● Set task
Retype the records below exactly as they appear, but leave out any pictures.

● Records shown
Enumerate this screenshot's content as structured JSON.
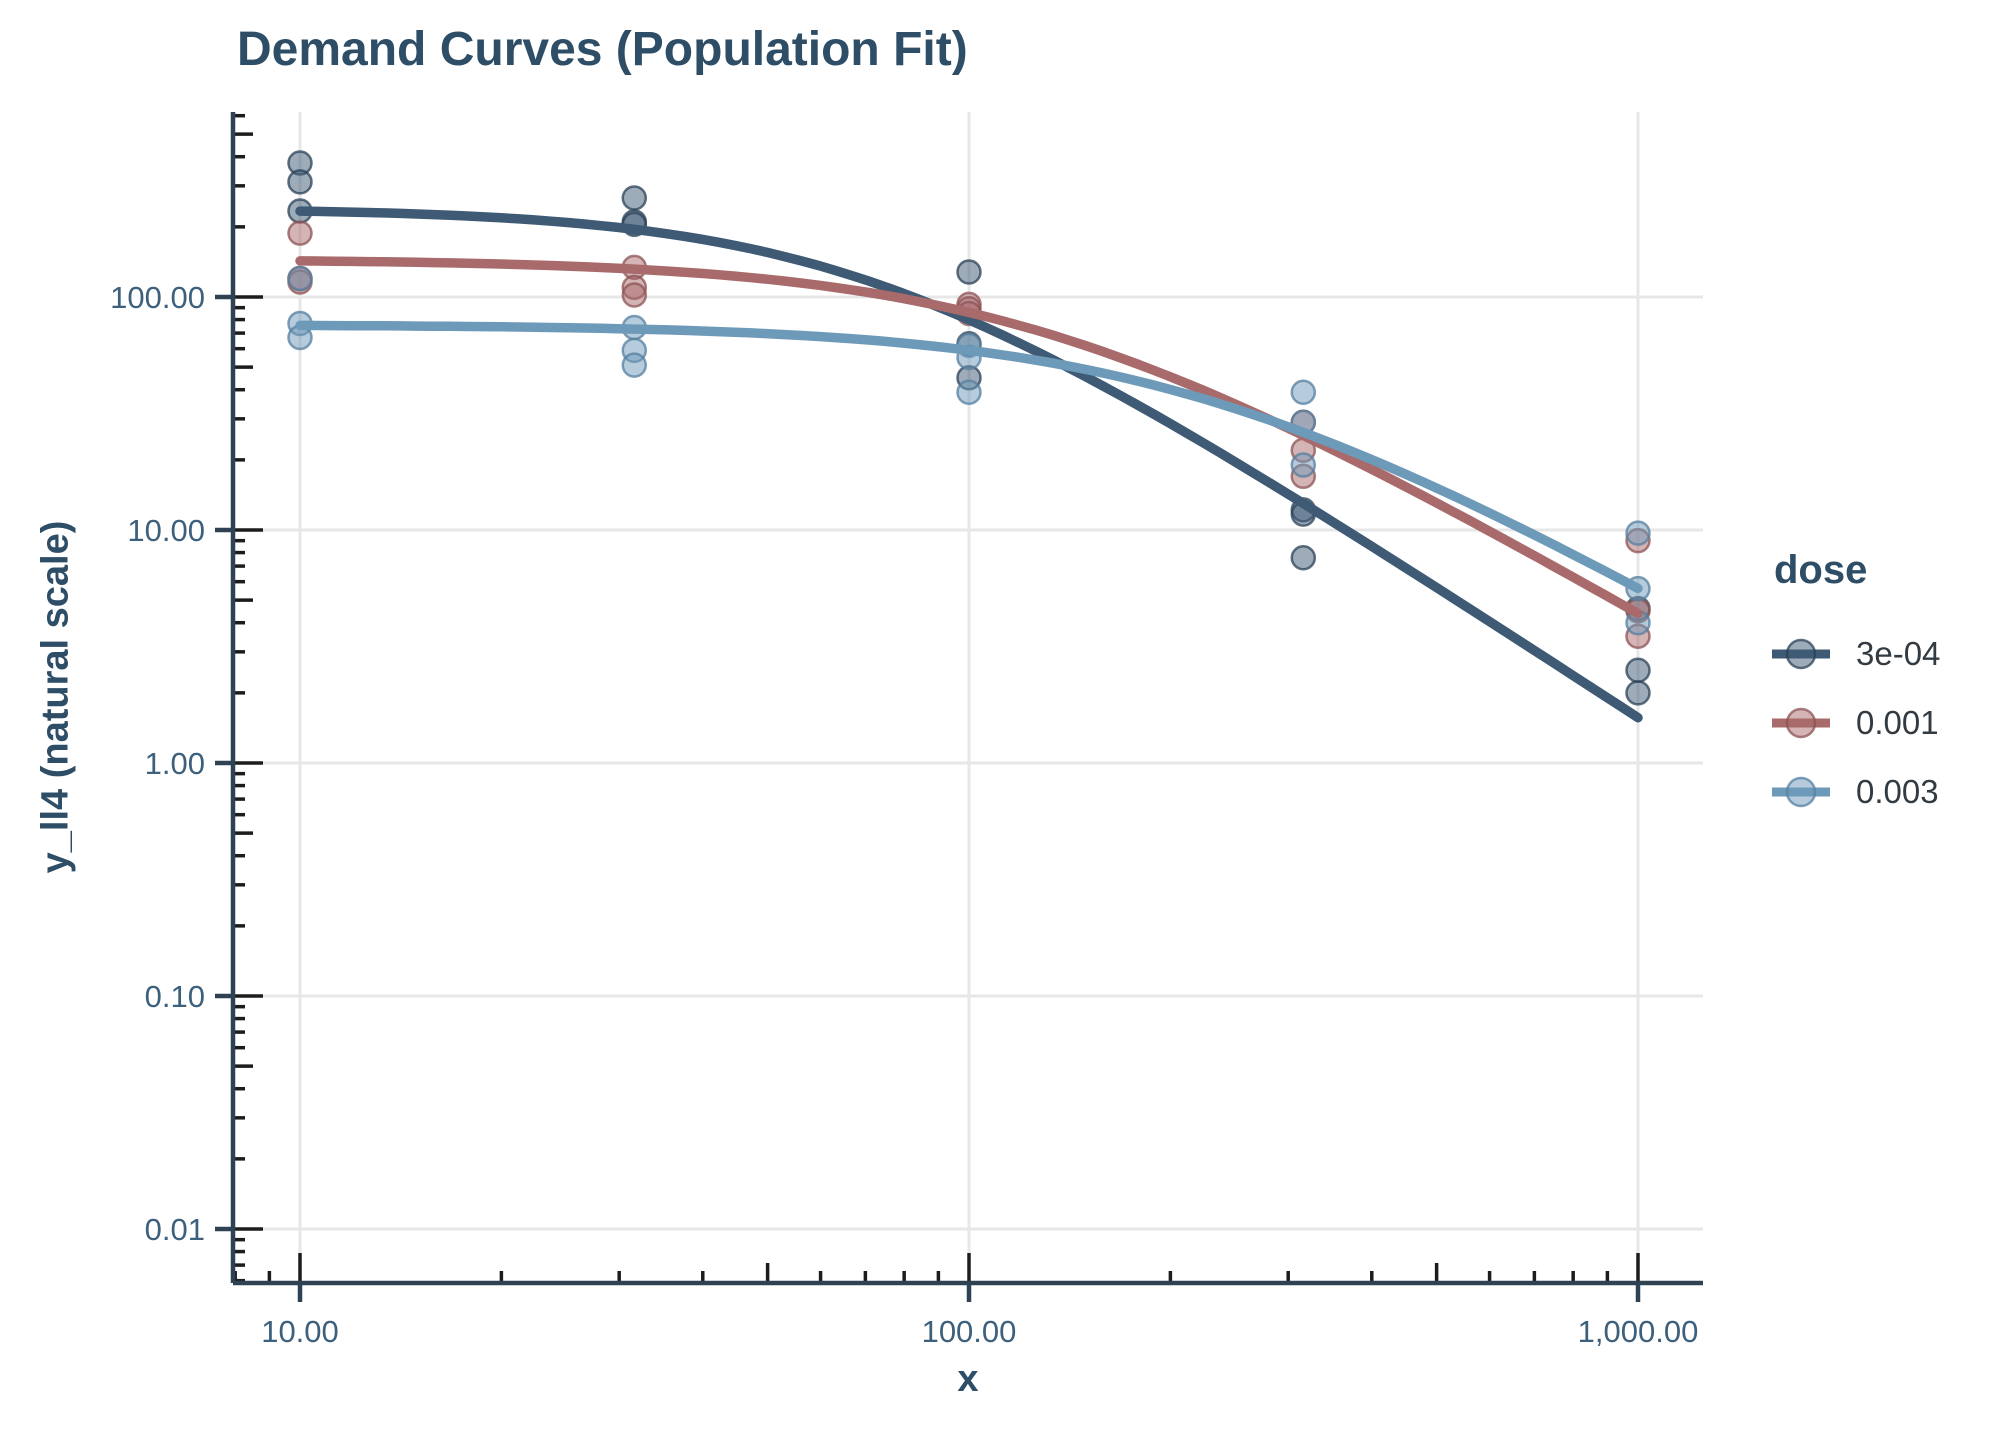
{
  "chart_data": {
    "type": "scatter",
    "title": "Demand Curves (Population Fit)",
    "legend_title": "dose",
    "x_scale": "log10",
    "y_scale": "log10",
    "xlim": [
      7.9,
      1250
    ],
    "ylim": [
      0.006,
      620
    ],
    "grid": "major-only",
    "legend_position": "right",
    "x_axis": {
      "title": "x",
      "ticks": [
        {
          "v": 10,
          "label": "10.00"
        },
        {
          "v": 100,
          "label": "100.00"
        },
        {
          "v": 1000,
          "label": "1,000.00"
        }
      ]
    },
    "y_axis": {
      "title": "y_ll4 (natural scale)",
      "ticks": [
        {
          "v": 100,
          "label": "100.00"
        },
        {
          "v": 10,
          "label": "10.00"
        },
        {
          "v": 1,
          "label": "1.00"
        },
        {
          "v": 0.1,
          "label": "0.10"
        },
        {
          "v": 0.01,
          "label": "0.01"
        }
      ]
    },
    "series": [
      {
        "name": "3e-04",
        "color": "#3e5a75",
        "stroke": "#2b4257",
        "fit_ll4": {
          "d": 240,
          "b": 1.88,
          "e": 69
        },
        "points": [
          [
            10,
            376
          ],
          [
            10,
            312
          ],
          [
            10,
            234
          ],
          [
            31.6,
            266
          ],
          [
            31.6,
            210
          ],
          [
            31.6,
            205
          ],
          [
            100,
            128
          ],
          [
            100,
            63
          ],
          [
            100,
            45
          ],
          [
            316,
            12.2
          ],
          [
            316,
            11.7
          ],
          [
            316,
            7.6
          ],
          [
            1000,
            4.6
          ],
          [
            1000,
            2.5
          ],
          [
            1000,
            2.0
          ]
        ]
      },
      {
        "name": "0.001",
        "color": "#a96a6b",
        "stroke": "#8c5354",
        "fit_ll4": {
          "d": 145,
          "b": 1.668,
          "e": 125
        },
        "points": [
          [
            10,
            188
          ],
          [
            10,
            120
          ],
          [
            10,
            116
          ],
          [
            31.6,
            134
          ],
          [
            31.6,
            110
          ],
          [
            31.6,
            102
          ],
          [
            100,
            93
          ],
          [
            100,
            89
          ],
          [
            100,
            85
          ],
          [
            316,
            29
          ],
          [
            316,
            22
          ],
          [
            316,
            17
          ],
          [
            1000,
            9.0
          ],
          [
            1000,
            4.5
          ],
          [
            1000,
            3.5
          ]
        ]
      },
      {
        "name": "0.003",
        "color": "#6e9ab9",
        "stroke": "#557f9f",
        "fit_ll4": {
          "d": 76,
          "b": 1.64,
          "e": 214
        },
        "points": [
          [
            10,
            120
          ],
          [
            10,
            77
          ],
          [
            10,
            67
          ],
          [
            31.6,
            74
          ],
          [
            31.6,
            59
          ],
          [
            31.6,
            51
          ],
          [
            100,
            62
          ],
          [
            100,
            55
          ],
          [
            100,
            39
          ],
          [
            316,
            39
          ],
          [
            316,
            29
          ],
          [
            316,
            19
          ],
          [
            1000,
            9.7
          ],
          [
            1000,
            5.6
          ],
          [
            1000,
            4.0
          ]
        ]
      }
    ],
    "theme_colors": {
      "title": "#2e4d66",
      "axis_line": "#2e4254",
      "tick_label": "#3d607c",
      "log_tick": "#1c1c1c",
      "grid_line": "#e7e7e7",
      "legend_label": "#333b42"
    }
  }
}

● Solution
Enumerate this screenshot's content as structured JSON.
{
  "chart_data": {
    "type": "scatter",
    "title": "Demand Curves (Population Fit)",
    "legend_title": "dose",
    "x_scale": "log10",
    "y_scale": "log10",
    "xlim": [
      7.9,
      1250
    ],
    "ylim": [
      0.006,
      620
    ],
    "grid": "major-only",
    "legend_position": "right",
    "x_axis": {
      "title": "x",
      "ticks": [
        {
          "v": 10,
          "label": "10.00"
        },
        {
          "v": 100,
          "label": "100.00"
        },
        {
          "v": 1000,
          "label": "1,000.00"
        }
      ]
    },
    "y_axis": {
      "title": "y_ll4 (natural scale)",
      "ticks": [
        {
          "v": 100,
          "label": "100.00"
        },
        {
          "v": 10,
          "label": "10.00"
        },
        {
          "v": 1,
          "label": "1.00"
        },
        {
          "v": 0.1,
          "label": "0.10"
        },
        {
          "v": 0.01,
          "label": "0.01"
        }
      ]
    },
    "series": [
      {
        "name": "3e-04",
        "color": "#3e5a75",
        "stroke": "#2b4257",
        "fit_ll4": {
          "d": 240,
          "b": 1.88,
          "e": 69
        },
        "points": [
          [
            10,
            376
          ],
          [
            10,
            312
          ],
          [
            10,
            234
          ],
          [
            31.6,
            266
          ],
          [
            31.6,
            210
          ],
          [
            31.6,
            205
          ],
          [
            100,
            128
          ],
          [
            100,
            63
          ],
          [
            100,
            45
          ],
          [
            316,
            12.2
          ],
          [
            316,
            11.7
          ],
          [
            316,
            7.6
          ],
          [
            1000,
            4.6
          ],
          [
            1000,
            2.5
          ],
          [
            1000,
            2.0
          ]
        ]
      },
      {
        "name": "0.001",
        "color": "#a96a6b",
        "stroke": "#8c5354",
        "fit_ll4": {
          "d": 145,
          "b": 1.668,
          "e": 125
        },
        "points": [
          [
            10,
            188
          ],
          [
            10,
            120
          ],
          [
            10,
            116
          ],
          [
            31.6,
            134
          ],
          [
            31.6,
            110
          ],
          [
            31.6,
            102
          ],
          [
            100,
            93
          ],
          [
            100,
            89
          ],
          [
            100,
            85
          ],
          [
            316,
            29
          ],
          [
            316,
            22
          ],
          [
            316,
            17
          ],
          [
            1000,
            9.0
          ],
          [
            1000,
            4.5
          ],
          [
            1000,
            3.5
          ]
        ]
      },
      {
        "name": "0.003",
        "color": "#6e9ab9",
        "stroke": "#557f9f",
        "fit_ll4": {
          "d": 76,
          "b": 1.64,
          "e": 214
        },
        "points": [
          [
            10,
            120
          ],
          [
            10,
            77
          ],
          [
            10,
            67
          ],
          [
            31.6,
            74
          ],
          [
            31.6,
            59
          ],
          [
            31.6,
            51
          ],
          [
            100,
            62
          ],
          [
            100,
            55
          ],
          [
            100,
            39
          ],
          [
            316,
            39
          ],
          [
            316,
            29
          ],
          [
            316,
            19
          ],
          [
            1000,
            9.7
          ],
          [
            1000,
            5.6
          ],
          [
            1000,
            4.0
          ]
        ]
      }
    ],
    "theme_colors": {
      "title": "#2e4d66",
      "axis_line": "#2e4254",
      "tick_label": "#3d607c",
      "log_tick": "#1c1c1c",
      "grid_line": "#e7e7e7",
      "legend_label": "#333b42"
    }
  }
}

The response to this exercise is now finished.